**What you should do:**
Would you transcribe the listing that follows, character for character, and omit its images?

[Dataset rows about figures]
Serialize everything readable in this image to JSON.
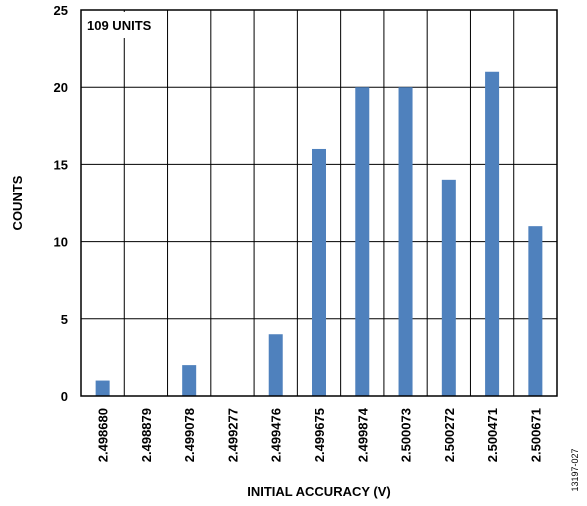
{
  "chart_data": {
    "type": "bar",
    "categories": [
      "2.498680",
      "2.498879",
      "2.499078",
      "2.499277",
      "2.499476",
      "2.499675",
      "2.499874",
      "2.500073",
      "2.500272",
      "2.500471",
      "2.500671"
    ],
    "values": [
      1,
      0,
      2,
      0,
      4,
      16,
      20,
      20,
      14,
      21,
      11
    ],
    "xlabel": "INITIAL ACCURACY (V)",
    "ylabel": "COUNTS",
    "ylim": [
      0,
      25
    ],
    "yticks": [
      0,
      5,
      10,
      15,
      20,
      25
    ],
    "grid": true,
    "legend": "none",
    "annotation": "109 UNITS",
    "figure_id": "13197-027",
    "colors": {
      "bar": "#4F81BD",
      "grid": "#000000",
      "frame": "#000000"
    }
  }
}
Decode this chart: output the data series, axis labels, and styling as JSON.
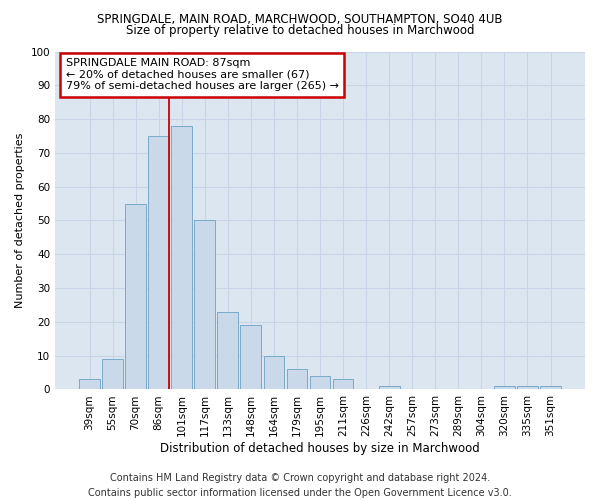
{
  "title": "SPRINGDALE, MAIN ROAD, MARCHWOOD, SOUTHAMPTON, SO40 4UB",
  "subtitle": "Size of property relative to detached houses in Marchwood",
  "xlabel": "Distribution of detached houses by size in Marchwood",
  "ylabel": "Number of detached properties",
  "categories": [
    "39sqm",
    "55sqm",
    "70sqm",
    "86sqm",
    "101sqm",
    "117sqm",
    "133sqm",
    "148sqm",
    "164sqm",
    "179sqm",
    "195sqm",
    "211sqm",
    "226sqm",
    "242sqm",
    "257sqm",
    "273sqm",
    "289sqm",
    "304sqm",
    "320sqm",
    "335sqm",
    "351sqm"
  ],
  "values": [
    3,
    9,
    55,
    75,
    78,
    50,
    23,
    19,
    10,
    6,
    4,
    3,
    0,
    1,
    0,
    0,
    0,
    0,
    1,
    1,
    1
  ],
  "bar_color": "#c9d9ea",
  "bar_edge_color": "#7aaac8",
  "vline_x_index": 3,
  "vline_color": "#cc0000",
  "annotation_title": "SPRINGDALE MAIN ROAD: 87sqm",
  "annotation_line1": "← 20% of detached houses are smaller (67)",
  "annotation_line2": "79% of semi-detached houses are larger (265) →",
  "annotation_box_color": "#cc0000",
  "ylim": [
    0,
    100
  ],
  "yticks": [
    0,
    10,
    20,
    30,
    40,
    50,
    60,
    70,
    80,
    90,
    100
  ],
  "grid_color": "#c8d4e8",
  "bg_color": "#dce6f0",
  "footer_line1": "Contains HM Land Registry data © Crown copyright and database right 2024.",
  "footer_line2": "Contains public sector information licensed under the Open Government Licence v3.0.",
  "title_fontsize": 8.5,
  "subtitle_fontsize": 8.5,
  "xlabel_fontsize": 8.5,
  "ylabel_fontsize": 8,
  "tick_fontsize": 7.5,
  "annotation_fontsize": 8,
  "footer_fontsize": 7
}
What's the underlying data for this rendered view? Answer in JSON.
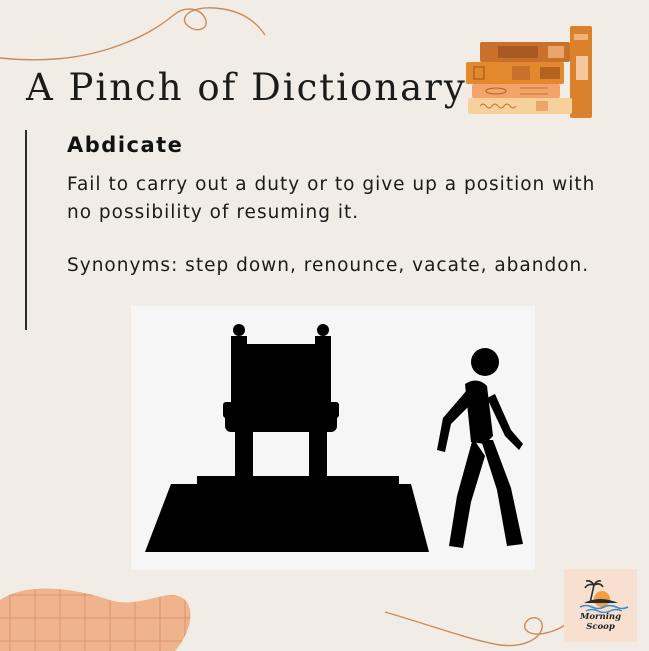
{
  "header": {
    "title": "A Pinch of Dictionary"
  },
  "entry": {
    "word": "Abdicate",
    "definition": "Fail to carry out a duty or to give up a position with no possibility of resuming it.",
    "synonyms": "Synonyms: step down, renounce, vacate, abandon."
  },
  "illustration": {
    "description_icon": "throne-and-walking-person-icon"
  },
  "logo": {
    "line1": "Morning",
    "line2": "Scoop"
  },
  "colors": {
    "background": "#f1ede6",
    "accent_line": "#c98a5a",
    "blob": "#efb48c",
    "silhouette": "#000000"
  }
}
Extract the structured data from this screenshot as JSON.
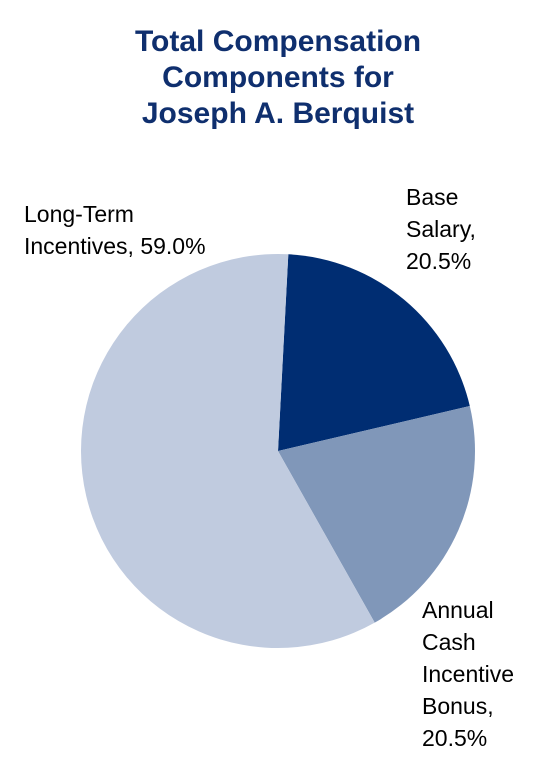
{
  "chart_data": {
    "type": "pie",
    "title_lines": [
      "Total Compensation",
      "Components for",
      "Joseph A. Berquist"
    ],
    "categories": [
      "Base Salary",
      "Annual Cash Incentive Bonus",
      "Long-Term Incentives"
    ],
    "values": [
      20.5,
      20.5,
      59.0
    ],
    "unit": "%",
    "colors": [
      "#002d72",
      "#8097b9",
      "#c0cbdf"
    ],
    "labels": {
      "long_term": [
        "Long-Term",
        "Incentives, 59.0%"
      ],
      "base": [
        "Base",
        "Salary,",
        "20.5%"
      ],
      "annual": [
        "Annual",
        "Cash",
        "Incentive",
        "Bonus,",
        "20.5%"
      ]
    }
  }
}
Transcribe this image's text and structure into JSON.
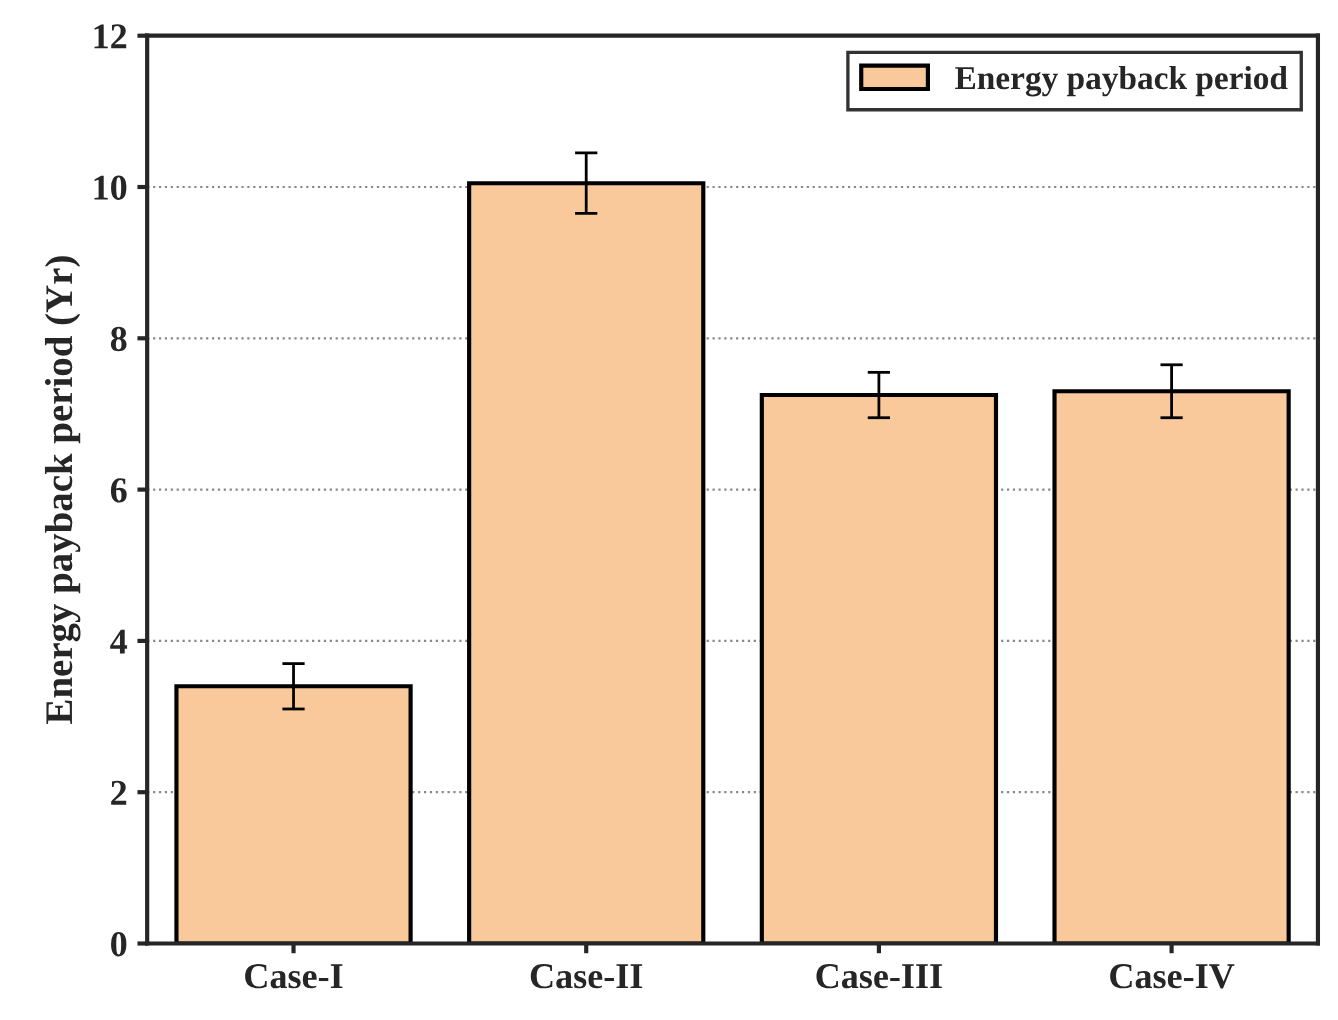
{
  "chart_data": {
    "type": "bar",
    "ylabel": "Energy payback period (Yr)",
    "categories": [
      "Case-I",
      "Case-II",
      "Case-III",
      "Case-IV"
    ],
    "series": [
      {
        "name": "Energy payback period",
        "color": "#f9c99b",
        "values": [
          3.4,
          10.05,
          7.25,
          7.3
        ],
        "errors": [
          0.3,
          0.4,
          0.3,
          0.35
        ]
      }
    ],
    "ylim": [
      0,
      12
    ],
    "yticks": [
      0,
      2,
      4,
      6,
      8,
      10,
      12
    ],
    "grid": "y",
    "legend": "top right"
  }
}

**Worked solution:**
Serialize everything readable in this image to JSON.
{
  "chart_data": {
    "type": "bar",
    "categories": [
      "2.498680",
      "2.498879",
      "2.499078",
      "2.499277",
      "2.499476",
      "2.499675",
      "2.499874",
      "2.500073",
      "2.500272",
      "2.500471",
      "2.500671"
    ],
    "values": [
      1,
      0,
      2,
      0,
      4,
      16,
      20,
      20,
      14,
      21,
      11
    ],
    "xlabel": "INITIAL ACCURACY (V)",
    "ylabel": "COUNTS",
    "ylim": [
      0,
      25
    ],
    "yticks": [
      0,
      5,
      10,
      15,
      20,
      25
    ],
    "grid": true,
    "legend": "none",
    "annotation": "109 UNITS",
    "figure_id": "13197-027",
    "colors": {
      "bar": "#4F81BD",
      "grid": "#000000",
      "frame": "#000000"
    }
  }
}
Decode this chart: output the data series, axis labels, and styling as JSON.
{
  "title": "SPRINGDALE, MAIN ROAD, MARCHWOOD, SOUTHAMPTON, SO40 4UB",
  "subtitle": "Size of property relative to detached houses in Marchwood",
  "xlabel": "Distribution of detached houses by size in Marchwood",
  "ylabel": "Number of detached properties",
  "categories": [
    "39sqm",
    "55sqm",
    "70sqm",
    "86sqm",
    "101sqm",
    "117sqm",
    "133sqm",
    "148sqm",
    "164sqm",
    "179sqm",
    "195sqm",
    "211sqm",
    "226sqm",
    "242sqm",
    "257sqm",
    "273sqm",
    "289sqm",
    "304sqm",
    "320sqm",
    "335sqm",
    "351sqm"
  ],
  "values": [
    3,
    9,
    55,
    75,
    78,
    50,
    23,
    19,
    10,
    6,
    4,
    3,
    0,
    1,
    0,
    0,
    0,
    0,
    1,
    1,
    1
  ],
  "bar_color": "#c9d9ea",
  "bar_edge_color": "#7aaac8",
  "vline_x_index": 3,
  "vline_color": "#cc0000",
  "annotation_title": "SPRINGDALE MAIN ROAD: 87sqm",
  "annotation_line1": "← 20% of detached houses are smaller (67)",
  "annotation_line2": "79% of semi-detached houses are larger (265) →",
  "annotation_box_color": "#cc0000",
  "ylim": [
    0,
    100
  ],
  "yticks": [
    0,
    10,
    20,
    30,
    40,
    50,
    60,
    70,
    80,
    90,
    100
  ],
  "grid_color": "#c8d4e8",
  "bg_color": "#dce6f0",
  "footer_line1": "Contains HM Land Registry data © Crown copyright and database right 2024.",
  "footer_line2": "Contains public sector information licensed under the Open Government Licence v3.0.",
  "title_fontsize": 8.5,
  "subtitle_fontsize": 8.5,
  "xlabel_fontsize": 8.5,
  "ylabel_fontsize": 8,
  "tick_fontsize": 7.5,
  "annotation_fontsize": 8,
  "footer_fontsize": 7
}
What's the underlying data for this rendered view? Answer in JSON.
{
  "header": {
    "title": "A Pinch of Dictionary"
  },
  "entry": {
    "word": "Abdicate",
    "definition": "Fail to carry out a duty or to give up a position with no possibility of resuming it.",
    "synonyms": "Synonyms: step down, renounce, vacate, abandon."
  },
  "illustration": {
    "description_icon": "throne-and-walking-person-icon"
  },
  "logo": {
    "line1": "Morning",
    "line2": "Scoop"
  },
  "colors": {
    "background": "#f1ede6",
    "accent_line": "#c98a5a",
    "blob": "#efb48c",
    "silhouette": "#000000"
  }
}
Extract the structured data from this screenshot as JSON.
{
  "chart_data": {
    "type": "pie",
    "title_lines": [
      "Total Compensation",
      "Components for",
      "Joseph A. Berquist"
    ],
    "categories": [
      "Base Salary",
      "Annual Cash Incentive Bonus",
      "Long-Term Incentives"
    ],
    "values": [
      20.5,
      20.5,
      59.0
    ],
    "unit": "%",
    "colors": [
      "#002d72",
      "#8097b9",
      "#c0cbdf"
    ],
    "labels": {
      "long_term": [
        "Long-Term",
        "Incentives, 59.0%"
      ],
      "base": [
        "Base",
        "Salary,",
        "20.5%"
      ],
      "annual": [
        "Annual",
        "Cash",
        "Incentive",
        "Bonus,",
        "20.5%"
      ]
    }
  }
}
Transcribe this image's text and structure into JSON.
{
  "chart_data": {
    "type": "bar",
    "ylabel": "Energy payback period (Yr)",
    "categories": [
      "Case-I",
      "Case-II",
      "Case-III",
      "Case-IV"
    ],
    "series": [
      {
        "name": "Energy payback period",
        "color": "#f9c99b",
        "values": [
          3.4,
          10.05,
          7.25,
          7.3
        ],
        "errors": [
          0.3,
          0.4,
          0.3,
          0.35
        ]
      }
    ],
    "ylim": [
      0,
      12
    ],
    "yticks": [
      0,
      2,
      4,
      6,
      8,
      10,
      12
    ],
    "grid": "y",
    "legend": "top right"
  }
}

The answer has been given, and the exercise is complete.